### Saved entries
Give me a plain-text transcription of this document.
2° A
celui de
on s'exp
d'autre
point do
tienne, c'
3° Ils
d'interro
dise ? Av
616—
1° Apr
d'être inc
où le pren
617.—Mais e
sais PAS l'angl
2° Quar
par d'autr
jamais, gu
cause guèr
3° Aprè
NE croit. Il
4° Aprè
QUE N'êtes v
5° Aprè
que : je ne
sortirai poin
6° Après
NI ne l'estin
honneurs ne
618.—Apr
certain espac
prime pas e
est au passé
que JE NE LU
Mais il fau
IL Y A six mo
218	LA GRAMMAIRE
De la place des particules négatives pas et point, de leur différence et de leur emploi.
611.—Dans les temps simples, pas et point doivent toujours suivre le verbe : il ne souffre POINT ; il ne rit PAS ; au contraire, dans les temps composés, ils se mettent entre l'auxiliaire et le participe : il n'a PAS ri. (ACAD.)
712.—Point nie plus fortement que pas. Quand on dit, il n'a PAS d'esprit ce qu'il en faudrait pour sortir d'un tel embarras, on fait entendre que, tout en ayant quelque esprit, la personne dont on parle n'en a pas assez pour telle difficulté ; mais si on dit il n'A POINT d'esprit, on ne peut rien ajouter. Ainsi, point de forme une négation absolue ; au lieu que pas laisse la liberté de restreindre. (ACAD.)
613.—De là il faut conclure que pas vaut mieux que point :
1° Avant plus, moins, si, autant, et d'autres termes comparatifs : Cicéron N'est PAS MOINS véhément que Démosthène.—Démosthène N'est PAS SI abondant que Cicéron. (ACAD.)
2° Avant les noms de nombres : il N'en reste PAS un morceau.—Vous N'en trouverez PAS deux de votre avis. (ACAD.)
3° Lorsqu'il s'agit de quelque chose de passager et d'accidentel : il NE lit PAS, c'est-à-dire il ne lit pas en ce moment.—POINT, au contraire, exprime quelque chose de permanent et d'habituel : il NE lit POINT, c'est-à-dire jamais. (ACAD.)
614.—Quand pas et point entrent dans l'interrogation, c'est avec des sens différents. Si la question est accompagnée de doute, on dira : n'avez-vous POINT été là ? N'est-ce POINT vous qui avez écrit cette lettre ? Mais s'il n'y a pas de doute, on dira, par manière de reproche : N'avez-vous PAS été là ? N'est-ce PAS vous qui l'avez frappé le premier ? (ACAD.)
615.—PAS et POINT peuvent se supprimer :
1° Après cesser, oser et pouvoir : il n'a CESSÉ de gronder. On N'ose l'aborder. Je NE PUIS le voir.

### GIVEN INSTRUCTION
Give the number of lines above that hold the word "dans", and nothing more.

### PROBLEM SOLUTION
2